-- WHAT YOU ARE ASKED TO DO --
Restate all of the entries exactly, dropping any pictures they hold.
* Begin EXCERPTED RECORDS *
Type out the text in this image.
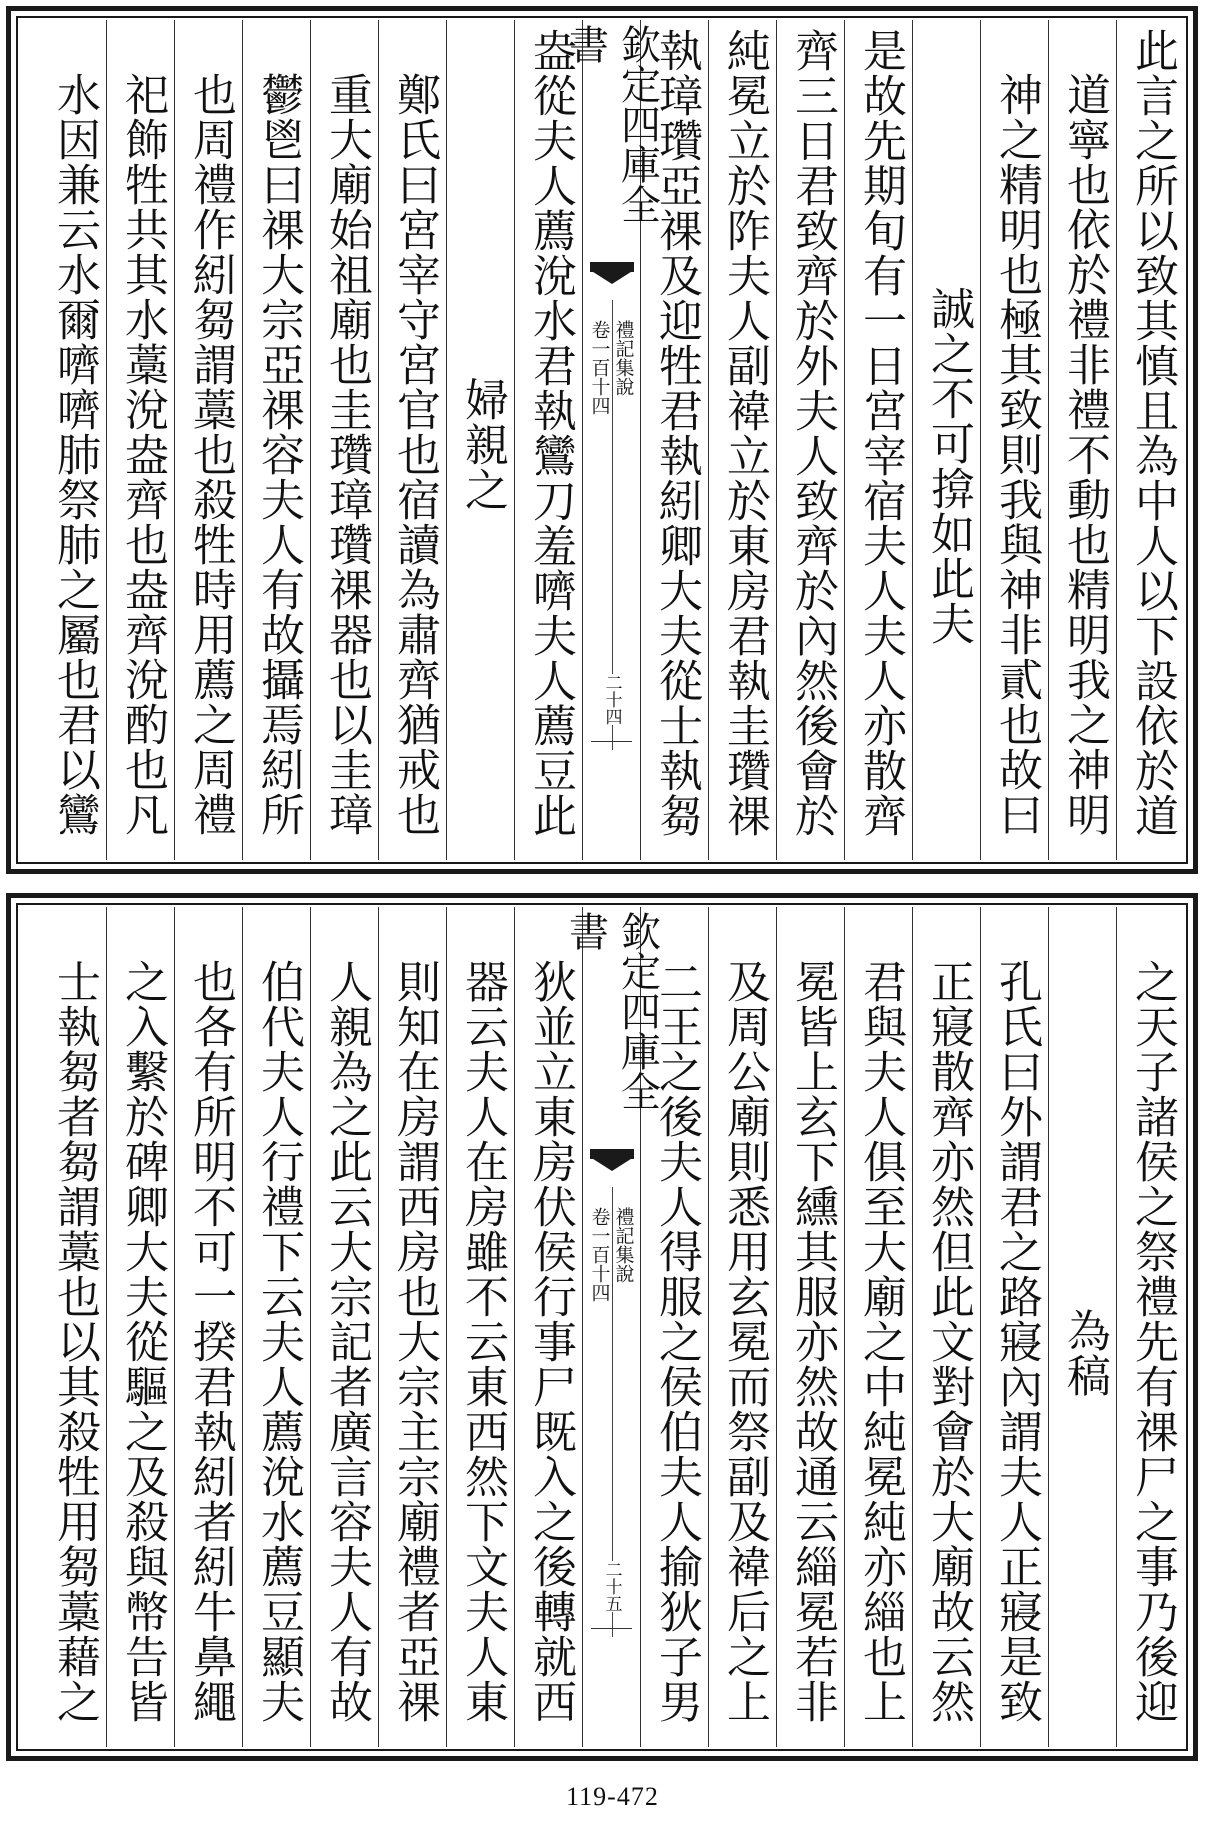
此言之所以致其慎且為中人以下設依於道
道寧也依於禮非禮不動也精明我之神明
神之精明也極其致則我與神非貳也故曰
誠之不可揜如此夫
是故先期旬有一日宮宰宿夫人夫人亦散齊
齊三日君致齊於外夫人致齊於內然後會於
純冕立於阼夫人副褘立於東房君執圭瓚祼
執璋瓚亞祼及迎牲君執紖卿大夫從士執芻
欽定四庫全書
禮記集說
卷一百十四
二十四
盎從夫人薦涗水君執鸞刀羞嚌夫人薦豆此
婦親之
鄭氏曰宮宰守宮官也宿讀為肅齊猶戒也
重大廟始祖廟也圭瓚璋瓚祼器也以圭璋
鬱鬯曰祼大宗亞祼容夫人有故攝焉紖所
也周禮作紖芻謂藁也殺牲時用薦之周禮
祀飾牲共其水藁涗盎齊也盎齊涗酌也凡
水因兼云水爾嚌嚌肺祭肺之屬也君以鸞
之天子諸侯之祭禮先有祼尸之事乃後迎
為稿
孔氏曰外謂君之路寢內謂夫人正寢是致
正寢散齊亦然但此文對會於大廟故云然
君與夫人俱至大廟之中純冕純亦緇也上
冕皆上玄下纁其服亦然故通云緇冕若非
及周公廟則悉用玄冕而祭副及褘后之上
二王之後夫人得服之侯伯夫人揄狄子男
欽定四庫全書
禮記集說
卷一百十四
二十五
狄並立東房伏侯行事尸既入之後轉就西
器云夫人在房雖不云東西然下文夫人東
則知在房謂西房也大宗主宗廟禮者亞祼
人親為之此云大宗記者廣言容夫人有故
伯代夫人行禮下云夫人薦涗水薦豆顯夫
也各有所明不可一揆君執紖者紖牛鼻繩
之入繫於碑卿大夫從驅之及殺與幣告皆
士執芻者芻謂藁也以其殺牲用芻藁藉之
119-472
* End EXCERPTED RECORDS *
-- THE RESPONSE --
Type out the text in this image.
此言之所以致其慎且為中人以下設依於道
道寧也依於禮非禮不動也精明我之神明
神之精明也極其致則我與神非貳也故曰
誠之不可揜如此夫
是故先期旬有一日宮宰宿夫人夫人亦散齊
齊三日君致齊於外夫人致齊於內然後會於
純冕立於阼夫人副褘立於東房君執圭瓚祼
執璋瓚亞祼及迎牲君執紖卿大夫從士執芻
欽定四庫全書
禮記集說
卷一百十四
二十四
盎從夫人薦涗水君執鸞刀羞嚌夫人薦豆此
婦親之
鄭氏曰宮宰守宮官也宿讀為肅齊猶戒也
重大廟始祖廟也圭瓚璋瓚祼器也以圭璋
鬱鬯曰祼大宗亞祼容夫人有故攝焉紖所
也周禮作紖芻謂藁也殺牲時用薦之周禮
祀飾牲共其水藁涗盎齊也盎齊涗酌也凡
水因兼云水爾嚌嚌肺祭肺之屬也君以鸞
之天子諸侯之祭禮先有祼尸之事乃後迎
為稿
孔氏曰外謂君之路寢內謂夫人正寢是致
正寢散齊亦然但此文對會於大廟故云然
君與夫人俱至大廟之中純冕純亦緇也上
冕皆上玄下纁其服亦然故通云緇冕若非
及周公廟則悉用玄冕而祭副及褘后之上
二王之後夫人得服之侯伯夫人揄狄子男
欽定四庫全書
禮記集說
卷一百十四
二十五
狄並立東房伏侯行事尸既入之後轉就西
器云夫人在房雖不云東西然下文夫人東
則知在房謂西房也大宗主宗廟禮者亞祼
人親為之此云大宗記者廣言容夫人有故
伯代夫人行禮下云夫人薦涗水薦豆顯夫
也各有所明不可一揆君執紖者紖牛鼻繩
之入繫於碑卿大夫從驅之及殺與幣告皆
士執芻者芻謂藁也以其殺牲用芻藁藉之
119-472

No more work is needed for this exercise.